* [What the task requires]:
Among the lines below, count those with "dash". Give the total alone.

* [Input records]:
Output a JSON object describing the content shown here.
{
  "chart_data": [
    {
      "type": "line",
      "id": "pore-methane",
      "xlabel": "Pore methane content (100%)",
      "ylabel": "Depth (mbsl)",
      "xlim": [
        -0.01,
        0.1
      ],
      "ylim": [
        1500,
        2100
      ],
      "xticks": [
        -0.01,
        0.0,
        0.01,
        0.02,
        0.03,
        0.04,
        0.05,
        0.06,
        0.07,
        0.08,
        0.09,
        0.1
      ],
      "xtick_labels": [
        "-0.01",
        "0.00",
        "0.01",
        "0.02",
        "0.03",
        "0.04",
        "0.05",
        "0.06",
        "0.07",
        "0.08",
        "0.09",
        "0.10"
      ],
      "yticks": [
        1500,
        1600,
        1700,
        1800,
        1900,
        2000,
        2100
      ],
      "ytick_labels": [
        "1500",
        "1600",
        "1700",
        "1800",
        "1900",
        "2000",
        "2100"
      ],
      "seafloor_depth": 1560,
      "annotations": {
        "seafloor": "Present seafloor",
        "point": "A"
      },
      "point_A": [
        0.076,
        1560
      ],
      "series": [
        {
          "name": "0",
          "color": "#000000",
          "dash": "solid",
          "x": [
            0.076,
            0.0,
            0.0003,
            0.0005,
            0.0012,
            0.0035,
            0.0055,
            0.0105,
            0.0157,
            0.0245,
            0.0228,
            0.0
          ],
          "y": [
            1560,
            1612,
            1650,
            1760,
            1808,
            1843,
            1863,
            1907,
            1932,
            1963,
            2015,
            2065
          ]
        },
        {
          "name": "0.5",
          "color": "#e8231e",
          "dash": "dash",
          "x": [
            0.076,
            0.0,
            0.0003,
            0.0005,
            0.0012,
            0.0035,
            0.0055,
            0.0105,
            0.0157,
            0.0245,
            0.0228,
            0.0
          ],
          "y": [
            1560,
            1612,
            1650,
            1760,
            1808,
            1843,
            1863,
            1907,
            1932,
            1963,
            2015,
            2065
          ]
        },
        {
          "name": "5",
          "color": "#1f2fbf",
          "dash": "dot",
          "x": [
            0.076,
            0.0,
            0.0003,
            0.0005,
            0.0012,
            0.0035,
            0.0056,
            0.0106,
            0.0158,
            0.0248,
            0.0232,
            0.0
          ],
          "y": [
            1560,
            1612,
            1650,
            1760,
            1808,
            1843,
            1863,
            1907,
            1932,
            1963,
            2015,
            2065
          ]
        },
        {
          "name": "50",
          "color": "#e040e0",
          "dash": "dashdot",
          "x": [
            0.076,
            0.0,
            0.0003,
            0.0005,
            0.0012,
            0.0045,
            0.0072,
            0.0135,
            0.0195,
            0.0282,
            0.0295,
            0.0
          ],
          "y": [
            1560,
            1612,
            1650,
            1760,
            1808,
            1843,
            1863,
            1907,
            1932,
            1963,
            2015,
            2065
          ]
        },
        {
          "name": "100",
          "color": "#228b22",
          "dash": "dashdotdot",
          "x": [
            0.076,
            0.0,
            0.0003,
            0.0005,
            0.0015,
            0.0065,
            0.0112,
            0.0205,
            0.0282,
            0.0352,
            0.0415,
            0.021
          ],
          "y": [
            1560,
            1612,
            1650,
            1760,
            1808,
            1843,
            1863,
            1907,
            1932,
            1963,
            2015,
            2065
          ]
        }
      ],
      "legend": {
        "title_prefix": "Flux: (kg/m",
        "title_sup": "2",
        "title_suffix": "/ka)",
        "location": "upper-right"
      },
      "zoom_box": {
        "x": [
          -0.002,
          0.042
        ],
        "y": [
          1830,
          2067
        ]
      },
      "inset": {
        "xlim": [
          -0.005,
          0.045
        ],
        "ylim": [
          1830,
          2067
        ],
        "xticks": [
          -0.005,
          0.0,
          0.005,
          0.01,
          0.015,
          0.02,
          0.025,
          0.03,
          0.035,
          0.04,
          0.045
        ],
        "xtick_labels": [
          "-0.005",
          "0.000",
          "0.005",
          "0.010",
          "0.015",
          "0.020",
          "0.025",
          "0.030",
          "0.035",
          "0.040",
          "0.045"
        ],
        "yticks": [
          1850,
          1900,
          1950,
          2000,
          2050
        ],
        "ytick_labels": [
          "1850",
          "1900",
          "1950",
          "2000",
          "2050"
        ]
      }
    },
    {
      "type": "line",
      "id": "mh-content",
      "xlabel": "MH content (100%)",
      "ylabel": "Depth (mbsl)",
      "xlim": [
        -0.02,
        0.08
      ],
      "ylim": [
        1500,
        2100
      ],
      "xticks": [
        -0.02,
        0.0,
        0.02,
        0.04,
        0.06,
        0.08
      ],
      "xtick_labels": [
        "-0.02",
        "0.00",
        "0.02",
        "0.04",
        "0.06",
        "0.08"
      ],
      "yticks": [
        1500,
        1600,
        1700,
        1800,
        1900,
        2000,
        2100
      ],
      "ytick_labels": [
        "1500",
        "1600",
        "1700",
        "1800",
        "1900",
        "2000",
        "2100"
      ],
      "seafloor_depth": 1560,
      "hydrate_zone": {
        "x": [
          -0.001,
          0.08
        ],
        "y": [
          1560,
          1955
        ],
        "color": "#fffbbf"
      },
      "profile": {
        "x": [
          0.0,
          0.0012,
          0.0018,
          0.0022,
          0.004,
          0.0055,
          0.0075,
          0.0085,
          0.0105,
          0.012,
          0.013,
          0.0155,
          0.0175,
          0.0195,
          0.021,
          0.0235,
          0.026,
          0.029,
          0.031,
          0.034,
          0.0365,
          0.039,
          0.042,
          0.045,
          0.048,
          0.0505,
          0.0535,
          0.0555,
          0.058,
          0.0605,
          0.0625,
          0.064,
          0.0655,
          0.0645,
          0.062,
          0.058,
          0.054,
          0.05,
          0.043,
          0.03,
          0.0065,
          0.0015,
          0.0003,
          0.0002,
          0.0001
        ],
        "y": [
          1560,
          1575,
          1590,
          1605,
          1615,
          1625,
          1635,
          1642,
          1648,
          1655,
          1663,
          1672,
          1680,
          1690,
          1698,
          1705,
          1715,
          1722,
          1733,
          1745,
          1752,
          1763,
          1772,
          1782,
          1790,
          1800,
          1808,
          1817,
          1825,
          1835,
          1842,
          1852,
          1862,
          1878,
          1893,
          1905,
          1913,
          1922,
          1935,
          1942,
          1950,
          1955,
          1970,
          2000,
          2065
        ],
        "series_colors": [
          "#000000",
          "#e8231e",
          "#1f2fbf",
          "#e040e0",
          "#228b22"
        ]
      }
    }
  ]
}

* [Output of the task]:
5